■ **PROBLEM REQUIREMENTS**: Write out the records below word for word, please.

■ **PROVIDED RECORDS**:
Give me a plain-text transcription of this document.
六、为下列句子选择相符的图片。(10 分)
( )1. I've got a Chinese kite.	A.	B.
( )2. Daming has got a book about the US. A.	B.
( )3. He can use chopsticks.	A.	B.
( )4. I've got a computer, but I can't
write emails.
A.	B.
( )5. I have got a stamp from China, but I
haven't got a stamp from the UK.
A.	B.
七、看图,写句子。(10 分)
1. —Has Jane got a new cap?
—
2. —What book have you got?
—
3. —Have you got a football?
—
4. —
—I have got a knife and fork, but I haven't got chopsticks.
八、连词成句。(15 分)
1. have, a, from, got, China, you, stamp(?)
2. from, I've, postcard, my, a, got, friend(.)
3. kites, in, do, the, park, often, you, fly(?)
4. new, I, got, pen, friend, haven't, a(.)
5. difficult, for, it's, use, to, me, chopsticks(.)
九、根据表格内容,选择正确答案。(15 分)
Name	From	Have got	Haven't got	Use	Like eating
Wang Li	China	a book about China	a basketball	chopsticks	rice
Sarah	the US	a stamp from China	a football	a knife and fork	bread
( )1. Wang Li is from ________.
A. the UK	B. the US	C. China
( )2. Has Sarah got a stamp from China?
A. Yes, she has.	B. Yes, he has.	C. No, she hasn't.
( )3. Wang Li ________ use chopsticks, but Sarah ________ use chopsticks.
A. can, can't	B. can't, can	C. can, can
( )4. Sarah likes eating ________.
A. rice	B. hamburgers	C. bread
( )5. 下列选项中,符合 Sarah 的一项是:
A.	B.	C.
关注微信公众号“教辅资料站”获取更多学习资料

■ **SOLUTION**:
Give me a plain-text transcription of this document.
六、为下列句子选择相符的图片。(10 分)
( )1. I've got a Chinese kite.	A.	B.
( )2. Daming has got a book about the US. A.	B.
( )3. He can use chopsticks.	A.	B.
( )4. I've got a computer, but I can't
write emails.
A.	B.
( )5. I have got a stamp from China, but I
haven't got a stamp from the UK.
A.	B.
七、看图,写句子。(10 分)
1. —Has Jane got a new cap?
—
2. —What book have you got?
—
3. —Have you got a football?
—
4. —
—I have got a knife and fork, but I haven't got chopsticks.
八、连词成句。(15 分)
1. have, a, from, got, China, you, stamp(?)
2. from, I've, postcard, my, a, got, friend(.)
3. kites, in, do, the, park, often, you, fly(?)
4. new, I, got, pen, friend, haven't, a(.)
5. difficult, for, it's, use, to, me, chopsticks(.)
九、根据表格内容,选择正确答案。(15 分)
Name	From	Have got	Haven't got	Use	Like eating
Wang Li	China	a book about China	a basketball	chopsticks	rice
Sarah	the US	a stamp from China	a football	a knife and fork	bread
( )1. Wang Li is from ________.
A. the UK	B. the US	C. China
( )2. Has Sarah got a stamp from China?
A. Yes, she has.	B. Yes, he has.	C. No, she hasn't.
( )3. Wang Li ________ use chopsticks, but Sarah ________ use chopsticks.
A. can, can't	B. can't, can	C. can, can
( )4. Sarah likes eating ________.
A. rice	B. hamburgers	C. bread
( )5. 下列选项中,符合 Sarah 的一项是:
A.	B.	C.
关注微信公众号“教辅资料站”获取更多学习资料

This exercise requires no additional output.